*Set task:*
Read the lines that follow and pick out every one containing the word "TradingView".
··· Records shown ···
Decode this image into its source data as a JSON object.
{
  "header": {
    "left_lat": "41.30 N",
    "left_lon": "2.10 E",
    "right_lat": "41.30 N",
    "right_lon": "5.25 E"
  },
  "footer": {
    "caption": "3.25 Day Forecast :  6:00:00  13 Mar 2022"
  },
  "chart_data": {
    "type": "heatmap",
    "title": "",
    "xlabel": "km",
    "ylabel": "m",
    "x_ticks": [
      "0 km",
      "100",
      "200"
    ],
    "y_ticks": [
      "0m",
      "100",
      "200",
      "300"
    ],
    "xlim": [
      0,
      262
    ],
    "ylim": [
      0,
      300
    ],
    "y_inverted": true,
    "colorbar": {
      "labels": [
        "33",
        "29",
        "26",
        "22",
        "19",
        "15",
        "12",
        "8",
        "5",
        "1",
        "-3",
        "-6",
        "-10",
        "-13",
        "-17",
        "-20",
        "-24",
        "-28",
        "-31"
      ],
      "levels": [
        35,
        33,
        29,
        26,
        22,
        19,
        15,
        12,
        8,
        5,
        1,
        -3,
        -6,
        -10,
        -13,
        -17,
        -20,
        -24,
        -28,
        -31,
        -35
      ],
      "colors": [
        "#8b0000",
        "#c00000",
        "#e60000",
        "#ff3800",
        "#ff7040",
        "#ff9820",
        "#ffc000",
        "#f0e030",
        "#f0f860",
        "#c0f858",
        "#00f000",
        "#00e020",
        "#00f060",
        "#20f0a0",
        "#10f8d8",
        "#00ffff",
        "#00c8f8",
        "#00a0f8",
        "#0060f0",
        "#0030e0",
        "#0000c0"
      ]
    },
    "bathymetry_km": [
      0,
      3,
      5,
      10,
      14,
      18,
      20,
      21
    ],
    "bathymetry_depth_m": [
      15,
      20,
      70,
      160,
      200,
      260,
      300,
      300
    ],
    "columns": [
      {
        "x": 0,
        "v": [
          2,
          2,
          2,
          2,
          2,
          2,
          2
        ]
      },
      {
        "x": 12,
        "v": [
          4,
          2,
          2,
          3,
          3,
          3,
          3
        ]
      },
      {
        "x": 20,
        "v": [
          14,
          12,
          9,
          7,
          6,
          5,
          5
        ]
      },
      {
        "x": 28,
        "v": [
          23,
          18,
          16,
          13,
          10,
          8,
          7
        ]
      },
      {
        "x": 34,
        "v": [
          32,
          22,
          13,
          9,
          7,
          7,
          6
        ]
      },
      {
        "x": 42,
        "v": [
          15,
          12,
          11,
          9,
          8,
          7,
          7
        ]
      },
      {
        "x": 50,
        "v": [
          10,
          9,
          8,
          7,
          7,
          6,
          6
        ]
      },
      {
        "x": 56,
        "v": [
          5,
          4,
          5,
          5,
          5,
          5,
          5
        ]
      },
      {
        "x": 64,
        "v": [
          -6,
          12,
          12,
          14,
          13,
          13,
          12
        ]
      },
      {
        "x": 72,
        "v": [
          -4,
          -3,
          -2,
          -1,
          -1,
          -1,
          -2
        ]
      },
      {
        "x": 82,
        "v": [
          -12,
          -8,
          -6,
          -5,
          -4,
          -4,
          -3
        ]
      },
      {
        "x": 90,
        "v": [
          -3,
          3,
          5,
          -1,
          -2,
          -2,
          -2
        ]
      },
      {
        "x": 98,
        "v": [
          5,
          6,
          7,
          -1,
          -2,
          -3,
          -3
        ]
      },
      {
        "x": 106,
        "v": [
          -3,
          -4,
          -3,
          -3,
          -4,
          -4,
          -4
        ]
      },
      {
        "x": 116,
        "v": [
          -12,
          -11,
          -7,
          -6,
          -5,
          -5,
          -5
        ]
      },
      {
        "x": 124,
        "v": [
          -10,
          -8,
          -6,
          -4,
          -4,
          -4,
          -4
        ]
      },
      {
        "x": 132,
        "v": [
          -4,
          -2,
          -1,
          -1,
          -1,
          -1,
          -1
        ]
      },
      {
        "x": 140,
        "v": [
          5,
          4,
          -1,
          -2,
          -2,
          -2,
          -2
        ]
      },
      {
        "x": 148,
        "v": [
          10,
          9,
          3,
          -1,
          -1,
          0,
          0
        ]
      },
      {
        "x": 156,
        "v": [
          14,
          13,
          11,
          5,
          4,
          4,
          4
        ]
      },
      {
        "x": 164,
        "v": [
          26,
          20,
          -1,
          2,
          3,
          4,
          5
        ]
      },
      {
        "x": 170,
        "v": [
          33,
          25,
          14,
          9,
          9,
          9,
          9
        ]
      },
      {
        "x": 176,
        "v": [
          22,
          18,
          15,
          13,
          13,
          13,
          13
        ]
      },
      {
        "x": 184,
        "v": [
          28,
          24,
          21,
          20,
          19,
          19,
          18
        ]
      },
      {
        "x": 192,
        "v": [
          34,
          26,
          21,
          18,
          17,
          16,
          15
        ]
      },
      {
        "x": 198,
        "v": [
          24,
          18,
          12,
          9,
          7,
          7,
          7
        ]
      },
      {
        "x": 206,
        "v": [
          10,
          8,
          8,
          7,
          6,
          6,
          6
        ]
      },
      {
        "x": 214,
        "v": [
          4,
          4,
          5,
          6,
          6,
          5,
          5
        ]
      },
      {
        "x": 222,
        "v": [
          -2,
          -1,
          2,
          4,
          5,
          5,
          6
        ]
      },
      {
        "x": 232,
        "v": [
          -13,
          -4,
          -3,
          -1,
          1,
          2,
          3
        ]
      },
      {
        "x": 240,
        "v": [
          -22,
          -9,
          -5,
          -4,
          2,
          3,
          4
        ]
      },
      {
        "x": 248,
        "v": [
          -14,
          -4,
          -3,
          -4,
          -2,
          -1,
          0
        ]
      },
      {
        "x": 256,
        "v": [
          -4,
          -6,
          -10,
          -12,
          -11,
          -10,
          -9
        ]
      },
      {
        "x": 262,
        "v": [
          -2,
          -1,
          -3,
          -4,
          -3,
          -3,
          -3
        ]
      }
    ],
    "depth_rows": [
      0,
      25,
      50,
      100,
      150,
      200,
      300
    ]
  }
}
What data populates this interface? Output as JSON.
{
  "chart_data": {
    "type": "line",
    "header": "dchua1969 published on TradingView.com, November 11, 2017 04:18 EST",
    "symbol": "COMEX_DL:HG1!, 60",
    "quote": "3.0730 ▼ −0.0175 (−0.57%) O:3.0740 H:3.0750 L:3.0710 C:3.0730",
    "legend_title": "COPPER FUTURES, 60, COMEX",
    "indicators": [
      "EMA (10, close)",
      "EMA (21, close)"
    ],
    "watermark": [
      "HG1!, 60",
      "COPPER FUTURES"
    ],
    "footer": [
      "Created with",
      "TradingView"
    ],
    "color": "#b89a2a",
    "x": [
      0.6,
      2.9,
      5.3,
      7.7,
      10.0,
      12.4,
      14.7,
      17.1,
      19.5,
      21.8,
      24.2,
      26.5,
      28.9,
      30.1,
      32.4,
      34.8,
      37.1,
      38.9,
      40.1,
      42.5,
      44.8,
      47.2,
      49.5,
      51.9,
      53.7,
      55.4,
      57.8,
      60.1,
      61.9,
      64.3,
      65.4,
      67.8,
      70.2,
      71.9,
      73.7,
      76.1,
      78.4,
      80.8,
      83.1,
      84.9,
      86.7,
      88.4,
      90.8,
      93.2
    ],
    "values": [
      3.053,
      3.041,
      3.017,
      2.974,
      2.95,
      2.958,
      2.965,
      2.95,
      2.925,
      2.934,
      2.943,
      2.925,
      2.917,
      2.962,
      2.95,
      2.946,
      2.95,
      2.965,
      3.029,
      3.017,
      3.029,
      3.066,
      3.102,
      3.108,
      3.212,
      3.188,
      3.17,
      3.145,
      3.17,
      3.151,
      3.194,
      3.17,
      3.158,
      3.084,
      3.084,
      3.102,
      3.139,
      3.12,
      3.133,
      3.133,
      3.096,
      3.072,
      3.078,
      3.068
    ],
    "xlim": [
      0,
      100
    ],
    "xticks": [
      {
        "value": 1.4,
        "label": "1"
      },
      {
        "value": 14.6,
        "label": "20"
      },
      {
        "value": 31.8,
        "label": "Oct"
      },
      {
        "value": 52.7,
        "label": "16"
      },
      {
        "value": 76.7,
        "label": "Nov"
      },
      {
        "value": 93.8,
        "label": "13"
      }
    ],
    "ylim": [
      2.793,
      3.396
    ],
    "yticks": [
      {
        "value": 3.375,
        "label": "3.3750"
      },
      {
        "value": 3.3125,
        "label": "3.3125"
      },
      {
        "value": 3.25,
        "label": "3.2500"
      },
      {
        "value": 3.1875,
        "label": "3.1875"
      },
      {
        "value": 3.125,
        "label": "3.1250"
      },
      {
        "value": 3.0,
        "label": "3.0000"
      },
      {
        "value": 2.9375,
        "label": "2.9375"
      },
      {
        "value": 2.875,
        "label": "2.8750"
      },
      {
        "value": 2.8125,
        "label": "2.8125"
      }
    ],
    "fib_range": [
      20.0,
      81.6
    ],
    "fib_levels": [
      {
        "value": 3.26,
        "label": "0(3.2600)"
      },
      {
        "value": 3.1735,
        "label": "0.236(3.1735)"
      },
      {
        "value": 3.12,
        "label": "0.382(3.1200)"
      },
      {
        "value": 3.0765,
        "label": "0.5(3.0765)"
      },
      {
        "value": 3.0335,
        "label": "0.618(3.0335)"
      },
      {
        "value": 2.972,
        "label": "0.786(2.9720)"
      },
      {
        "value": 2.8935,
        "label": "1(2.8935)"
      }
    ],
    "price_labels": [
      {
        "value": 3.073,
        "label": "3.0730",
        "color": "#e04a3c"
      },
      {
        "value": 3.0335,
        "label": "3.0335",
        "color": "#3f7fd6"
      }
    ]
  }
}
···
*Response to the task:*
    "header": "dchua1969 published on TradingView.com, November 11, 2017 04:18 EST",
      "TradingView"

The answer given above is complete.